RECORD SET ->
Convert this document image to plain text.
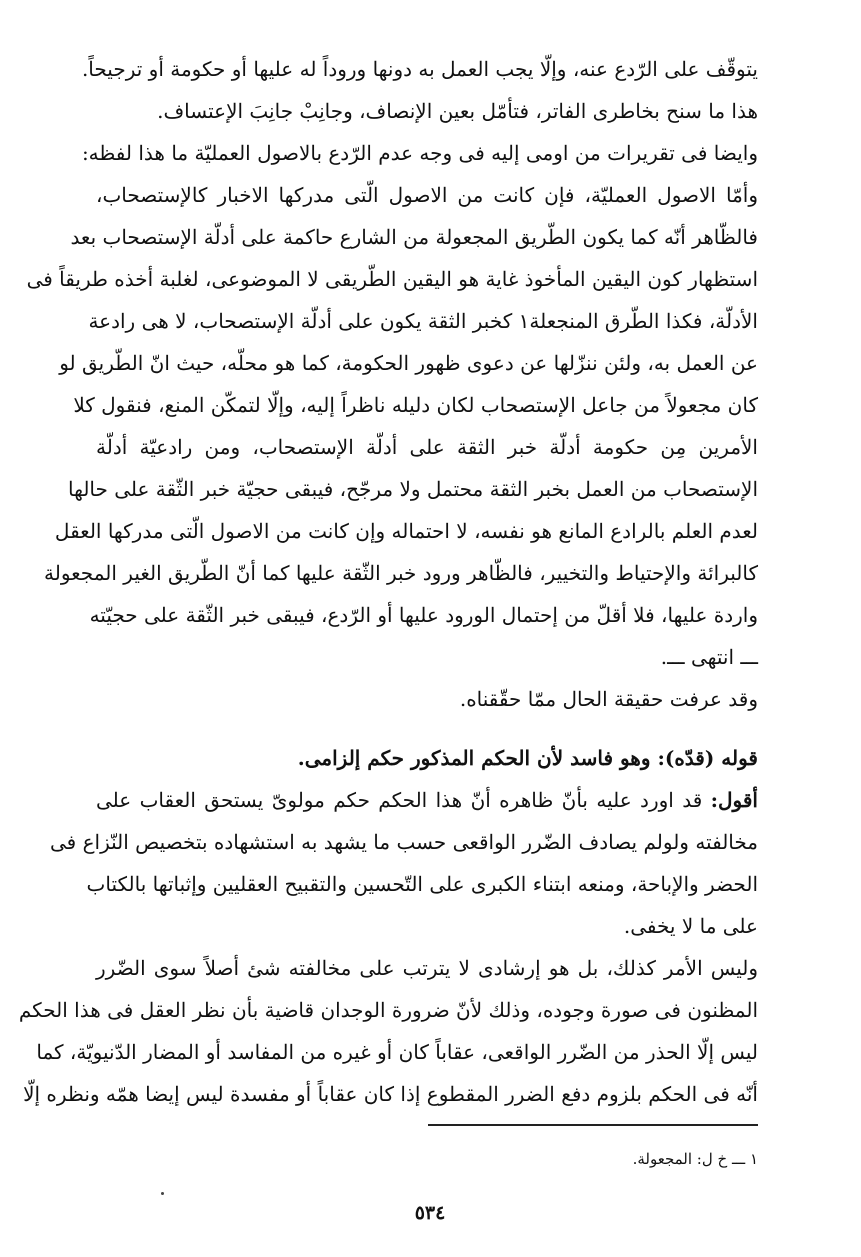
يتوقّف على الرّدع عنه، وإلّا يجب العمل به دونها وروداً له عليها أو حكومة أو ترجيحاً.
هذا ما سنح بخاطرى الفاتر، فتأمّل بعين الإنصاف، وجانِبْ جانِبَ الإعتساف.
وايضا فى تقريرات من اومى إليه فى وجه عدم الرّدع بالاصول العمليّة ما هذا لفظه:
وأمّا الاصول العمليّة، فإن كانت من الاصول الّتى مدركها الاخبار كالإستصحاب،
فالظّاهر أنّه كما يكون الطّريق المجعولة من الشارع حاكمة على أدلّة الإستصحاب بعد
استظهار كون اليقين المأخوذ غاية هو اليقين الطّريقى لا الموضوعى، لغلبة أخذه طريقاً فى
الأدلّة، فكذا الطّرق المنجعلة١ كخبر الثقة يكون على أدلّة الإستصحاب، لا هى رادعة
عن العمل به، ولئن ننزّلها عن دعوى ظهور الحكومة، كما هو محلّه، حيث انّ الطّريق لو
كان مجعولاً من جاعل الإستصحاب لكان دليله ناظراً إليه، وإلّا لتمكّن المنع، فنقول كلا
الأمرين مِن حكومة أدلّة خبر الثقة على أدلّة الإستصحاب، ومن رادعيّة أدلّة
الإستصحاب من العمل بخبر الثقة محتمل ولا مرجّح، فيبقى حجيّة خبر الثّقة على حالها
لعدم العلم بالرادع المانع هو نفسه، لا احتماله وإن كانت من الاصول الّتى مدركها العقل
كالبرائة والإحتياط والتخيير، فالظّاهر ورود خبر الثّقة عليها كما أنّ الطّريق الغير المجعولة
واردة عليها، فلا أقلّ من إحتمال الورود عليها أو الرّدع، فيبقى خبر الثّقة على حجيّته
ـــ انتهى ـــ.
وقد عرفت حقيقة الحال ممّا حقّقناه.
قوله (قدّه): وهو فاسد لأن الحكم المذكور حكم إلزامى.
أقول: قد اورد عليه بأنّ ظاهره أنّ هذا الحكم حكم مولوىّ يستحق العقاب على
مخالفته ولولم يصادف الضّرر الواقعى حسب ما يشهد به استشهاده بتخصيص النّزاع فى
الحضر والإباحة، ومنعه ابتناء الكبرى على التّحسين والتقبيح العقليين وإثباتها بالكتاب
على ما لا يخفى.
وليس الأمر كذلك، بل هو إرشادى لا يترتب على مخالفته شئ أصلاً سوى الضّرر
المظنون فى صورة وجوده، وذلك لأنّ ضرورة الوجدان قاضية بأن نظر العقل فى هذا الحكم
ليس إلّا الحذر من الضّرر الواقعى، عقاباً كان أو غيره من المفاسد أو المضار الدّنيويّة، كما
أنّه فى الحكم بلزوم دفع الضرر المقطوع إذا كان عقاباً أو مفسدة ليس إيضا همّه ونظره إلّا
١ ـــ خ ل: المجعولة.
٥٣٤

WHAT TO DO -> Transcribe all of the entries word for word, but skip any pictures they contain.

FULL SOLUTION ->
Convert this document image to plain text.
يتوقّف على الرّدع عنه، وإلّا يجب العمل به دونها وروداً له عليها أو حكومة أو ترجيحاً.
هذا ما سنح بخاطرى الفاتر، فتأمّل بعين الإنصاف، وجانِبْ جانِبَ الإعتساف.
وايضا فى تقريرات من اومى إليه فى وجه عدم الرّدع بالاصول العمليّة ما هذا لفظه:
وأمّا الاصول العمليّة، فإن كانت من الاصول الّتى مدركها الاخبار كالإستصحاب،
فالظّاهر أنّه كما يكون الطّريق المجعولة من الشارع حاكمة على أدلّة الإستصحاب بعد
استظهار كون اليقين المأخوذ غاية هو اليقين الطّريقى لا الموضوعى، لغلبة أخذه طريقاً فى
الأدلّة، فكذا الطّرق المنجعلة١ كخبر الثقة يكون على أدلّة الإستصحاب، لا هى رادعة
عن العمل به، ولئن ننزّلها عن دعوى ظهور الحكومة، كما هو محلّه، حيث انّ الطّريق لو
كان مجعولاً من جاعل الإستصحاب لكان دليله ناظراً إليه، وإلّا لتمكّن المنع، فنقول كلا
الأمرين مِن حكومة أدلّة خبر الثقة على أدلّة الإستصحاب، ومن رادعيّة أدلّة
الإستصحاب من العمل بخبر الثقة محتمل ولا مرجّح، فيبقى حجيّة خبر الثّقة على حالها
لعدم العلم بالرادع المانع هو نفسه، لا احتماله وإن كانت من الاصول الّتى مدركها العقل
كالبرائة والإحتياط والتخيير، فالظّاهر ورود خبر الثّقة عليها كما أنّ الطّريق الغير المجعولة
واردة عليها، فلا أقلّ من إحتمال الورود عليها أو الرّدع، فيبقى خبر الثّقة على حجيّته
ـــ انتهى ـــ.
وقد عرفت حقيقة الحال ممّا حقّقناه.
قوله (قدّه): وهو فاسد لأن الحكم المذكور حكم إلزامى.
أقول: قد اورد عليه بأنّ ظاهره أنّ هذا الحكم حكم مولوىّ يستحق العقاب على
مخالفته ولولم يصادف الضّرر الواقعى حسب ما يشهد به استشهاده بتخصيص النّزاع فى
الحضر والإباحة، ومنعه ابتناء الكبرى على التّحسين والتقبيح العقليين وإثباتها بالكتاب
على ما لا يخفى.
وليس الأمر كذلك، بل هو إرشادى لا يترتب على مخالفته شئ أصلاً سوى الضّرر
المظنون فى صورة وجوده، وذلك لأنّ ضرورة الوجدان قاضية بأن نظر العقل فى هذا الحكم
ليس إلّا الحذر من الضّرر الواقعى، عقاباً كان أو غيره من المفاسد أو المضار الدّنيويّة، كما
أنّه فى الحكم بلزوم دفع الضرر المقطوع إذا كان عقاباً أو مفسدة ليس إيضا همّه ونظره إلّا
١ ـــ خ ل: المجعولة.
٥٣٤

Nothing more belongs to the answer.